Stored data:
- - - - -
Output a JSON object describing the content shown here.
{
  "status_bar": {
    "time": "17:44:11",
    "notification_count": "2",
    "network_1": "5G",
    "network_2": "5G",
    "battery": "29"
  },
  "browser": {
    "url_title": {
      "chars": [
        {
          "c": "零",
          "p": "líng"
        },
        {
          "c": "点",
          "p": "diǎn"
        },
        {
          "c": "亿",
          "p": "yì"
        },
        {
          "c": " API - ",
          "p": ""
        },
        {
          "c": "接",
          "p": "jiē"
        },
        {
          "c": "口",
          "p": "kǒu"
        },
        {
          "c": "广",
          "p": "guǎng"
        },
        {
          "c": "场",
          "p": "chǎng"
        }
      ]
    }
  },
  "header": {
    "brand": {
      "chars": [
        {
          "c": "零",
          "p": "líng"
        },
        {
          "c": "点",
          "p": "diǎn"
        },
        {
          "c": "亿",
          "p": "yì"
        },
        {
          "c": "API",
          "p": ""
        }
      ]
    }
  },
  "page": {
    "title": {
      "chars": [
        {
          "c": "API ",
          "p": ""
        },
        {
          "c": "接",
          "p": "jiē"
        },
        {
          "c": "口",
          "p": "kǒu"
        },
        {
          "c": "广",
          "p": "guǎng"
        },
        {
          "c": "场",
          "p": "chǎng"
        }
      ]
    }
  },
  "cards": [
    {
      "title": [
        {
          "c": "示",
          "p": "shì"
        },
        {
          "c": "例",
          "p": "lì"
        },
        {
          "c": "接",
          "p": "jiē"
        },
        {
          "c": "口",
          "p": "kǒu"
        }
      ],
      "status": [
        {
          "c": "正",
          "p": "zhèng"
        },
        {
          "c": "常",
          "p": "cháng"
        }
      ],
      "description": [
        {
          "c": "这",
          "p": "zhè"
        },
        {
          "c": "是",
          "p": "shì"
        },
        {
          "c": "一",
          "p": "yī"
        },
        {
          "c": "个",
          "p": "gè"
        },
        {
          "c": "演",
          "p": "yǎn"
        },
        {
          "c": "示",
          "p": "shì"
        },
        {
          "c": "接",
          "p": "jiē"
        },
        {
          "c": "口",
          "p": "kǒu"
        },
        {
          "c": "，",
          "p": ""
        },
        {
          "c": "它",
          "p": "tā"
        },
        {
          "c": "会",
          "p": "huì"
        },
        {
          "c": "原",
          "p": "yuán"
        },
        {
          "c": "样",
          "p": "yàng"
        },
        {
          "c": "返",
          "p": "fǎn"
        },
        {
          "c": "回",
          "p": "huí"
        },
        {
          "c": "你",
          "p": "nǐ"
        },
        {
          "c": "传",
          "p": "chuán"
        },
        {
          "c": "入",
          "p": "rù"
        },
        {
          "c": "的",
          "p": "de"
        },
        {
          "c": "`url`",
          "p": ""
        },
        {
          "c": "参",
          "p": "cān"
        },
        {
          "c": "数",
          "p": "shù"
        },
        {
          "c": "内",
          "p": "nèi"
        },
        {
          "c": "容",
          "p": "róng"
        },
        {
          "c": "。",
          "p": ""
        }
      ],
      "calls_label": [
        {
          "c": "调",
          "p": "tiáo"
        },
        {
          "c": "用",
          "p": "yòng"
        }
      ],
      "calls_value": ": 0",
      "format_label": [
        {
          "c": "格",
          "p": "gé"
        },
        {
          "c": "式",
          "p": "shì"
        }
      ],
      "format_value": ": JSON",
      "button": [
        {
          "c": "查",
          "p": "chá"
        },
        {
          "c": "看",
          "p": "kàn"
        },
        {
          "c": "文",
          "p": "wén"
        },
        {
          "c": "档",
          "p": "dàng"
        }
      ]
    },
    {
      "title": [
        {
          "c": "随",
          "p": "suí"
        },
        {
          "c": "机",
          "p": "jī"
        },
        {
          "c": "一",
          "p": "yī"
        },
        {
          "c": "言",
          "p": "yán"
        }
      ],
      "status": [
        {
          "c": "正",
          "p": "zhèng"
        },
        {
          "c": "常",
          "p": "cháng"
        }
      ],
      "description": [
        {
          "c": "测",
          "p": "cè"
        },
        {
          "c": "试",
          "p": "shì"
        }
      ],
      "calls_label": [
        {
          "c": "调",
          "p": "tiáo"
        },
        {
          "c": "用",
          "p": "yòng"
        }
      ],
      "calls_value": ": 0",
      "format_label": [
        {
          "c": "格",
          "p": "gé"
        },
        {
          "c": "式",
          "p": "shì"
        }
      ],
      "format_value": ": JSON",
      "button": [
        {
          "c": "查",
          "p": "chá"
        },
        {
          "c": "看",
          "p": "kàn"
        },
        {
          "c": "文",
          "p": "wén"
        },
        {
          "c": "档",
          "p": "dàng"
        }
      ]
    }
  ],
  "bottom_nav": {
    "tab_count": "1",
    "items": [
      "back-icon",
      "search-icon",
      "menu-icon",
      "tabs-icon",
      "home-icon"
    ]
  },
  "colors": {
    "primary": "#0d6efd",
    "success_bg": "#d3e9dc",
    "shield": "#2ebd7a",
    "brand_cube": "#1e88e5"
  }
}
- - - - -
Hand back the material above in full, exactly as written.

*OUTPUT FOR THIS EXERCISE:*
Output a JSON object describing the content shown here.
{
  "status_bar": {
    "time": "17:44:11",
    "notification_count": "2",
    "network_1": "5G",
    "network_2": "5G",
    "battery": "29"
  },
  "browser": {
    "url_title": {
      "chars": [
        {
          "c": "零",
          "p": "líng"
        },
        {
          "c": "点",
          "p": "diǎn"
        },
        {
          "c": "亿",
          "p": "yì"
        },
        {
          "c": " API - ",
          "p": ""
        },
        {
          "c": "接",
          "p": "jiē"
        },
        {
          "c": "口",
          "p": "kǒu"
        },
        {
          "c": "广",
          "p": "guǎng"
        },
        {
          "c": "场",
          "p": "chǎng"
        }
      ]
    }
  },
  "header": {
    "brand": {
      "chars": [
        {
          "c": "零",
          "p": "líng"
        },
        {
          "c": "点",
          "p": "diǎn"
        },
        {
          "c": "亿",
          "p": "yì"
        },
        {
          "c": "API",
          "p": ""
        }
      ]
    }
  },
  "page": {
    "title": {
      "chars": [
        {
          "c": "API ",
          "p": ""
        },
        {
          "c": "接",
          "p": "jiē"
        },
        {
          "c": "口",
          "p": "kǒu"
        },
        {
          "c": "广",
          "p": "guǎng"
        },
        {
          "c": "场",
          "p": "chǎng"
        }
      ]
    }
  },
  "cards": [
    {
      "title": [
        {
          "c": "示",
          "p": "shì"
        },
        {
          "c": "例",
          "p": "lì"
        },
        {
          "c": "接",
          "p": "jiē"
        },
        {
          "c": "口",
          "p": "kǒu"
        }
      ],
      "status": [
        {
          "c": "正",
          "p": "zhèng"
        },
        {
          "c": "常",
          "p": "cháng"
        }
      ],
      "description": [
        {
          "c": "这",
          "p": "zhè"
        },
        {
          "c": "是",
          "p": "shì"
        },
        {
          "c": "一",
          "p": "yī"
        },
        {
          "c": "个",
          "p": "gè"
        },
        {
          "c": "演",
          "p": "yǎn"
        },
        {
          "c": "示",
          "p": "shì"
        },
        {
          "c": "接",
          "p": "jiē"
        },
        {
          "c": "口",
          "p": "kǒu"
        },
        {
          "c": "，",
          "p": ""
        },
        {
          "c": "它",
          "p": "tā"
        },
        {
          "c": "会",
          "p": "huì"
        },
        {
          "c": "原",
          "p": "yuán"
        },
        {
          "c": "样",
          "p": "yàng"
        },
        {
          "c": "返",
          "p": "fǎn"
        },
        {
          "c": "回",
          "p": "huí"
        },
        {
          "c": "你",
          "p": "nǐ"
        },
        {
          "c": "传",
          "p": "chuán"
        },
        {
          "c": "入",
          "p": "rù"
        },
        {
          "c": "的",
          "p": "de"
        },
        {
          "c": "`url`",
          "p": ""
        },
        {
          "c": "参",
          "p": "cān"
        },
        {
          "c": "数",
          "p": "shù"
        },
        {
          "c": "内",
          "p": "nèi"
        },
        {
          "c": "容",
          "p": "róng"
        },
        {
          "c": "。",
          "p": ""
        }
      ],
      "calls_label": [
        {
          "c": "调",
          "p": "tiáo"
        },
        {
          "c": "用",
          "p": "yòng"
        }
      ],
      "calls_value": ": 0",
      "format_label": [
        {
          "c": "格",
          "p": "gé"
        },
        {
          "c": "式",
          "p": "shì"
        }
      ],
      "format_value": ": JSON",
      "button": [
        {
          "c": "查",
          "p": "chá"
        },
        {
          "c": "看",
          "p": "kàn"
        },
        {
          "c": "文",
          "p": "wén"
        },
        {
          "c": "档",
          "p": "dàng"
        }
      ]
    },
    {
      "title": [
        {
          "c": "随",
          "p": "suí"
        },
        {
          "c": "机",
          "p": "jī"
        },
        {
          "c": "一",
          "p": "yī"
        },
        {
          "c": "言",
          "p": "yán"
        }
      ],
      "status": [
        {
          "c": "正",
          "p": "zhèng"
        },
        {
          "c": "常",
          "p": "cháng"
        }
      ],
      "description": [
        {
          "c": "测",
          "p": "cè"
        },
        {
          "c": "试",
          "p": "shì"
        }
      ],
      "calls_label": [
        {
          "c": "调",
          "p": "tiáo"
        },
        {
          "c": "用",
          "p": "yòng"
        }
      ],
      "calls_value": ": 0",
      "format_label": [
        {
          "c": "格",
          "p": "gé"
        },
        {
          "c": "式",
          "p": "shì"
        }
      ],
      "format_value": ": JSON",
      "button": [
        {
          "c": "查",
          "p": "chá"
        },
        {
          "c": "看",
          "p": "kàn"
        },
        {
          "c": "文",
          "p": "wén"
        },
        {
          "c": "档",
          "p": "dàng"
        }
      ]
    }
  ],
  "bottom_nav": {
    "tab_count": "1",
    "items": [
      "back-icon",
      "search-icon",
      "menu-icon",
      "tabs-icon",
      "home-icon"
    ]
  },
  "colors": {
    "primary": "#0d6efd",
    "success_bg": "#d3e9dc",
    "shield": "#2ebd7a",
    "brand_cube": "#1e88e5"
  }
}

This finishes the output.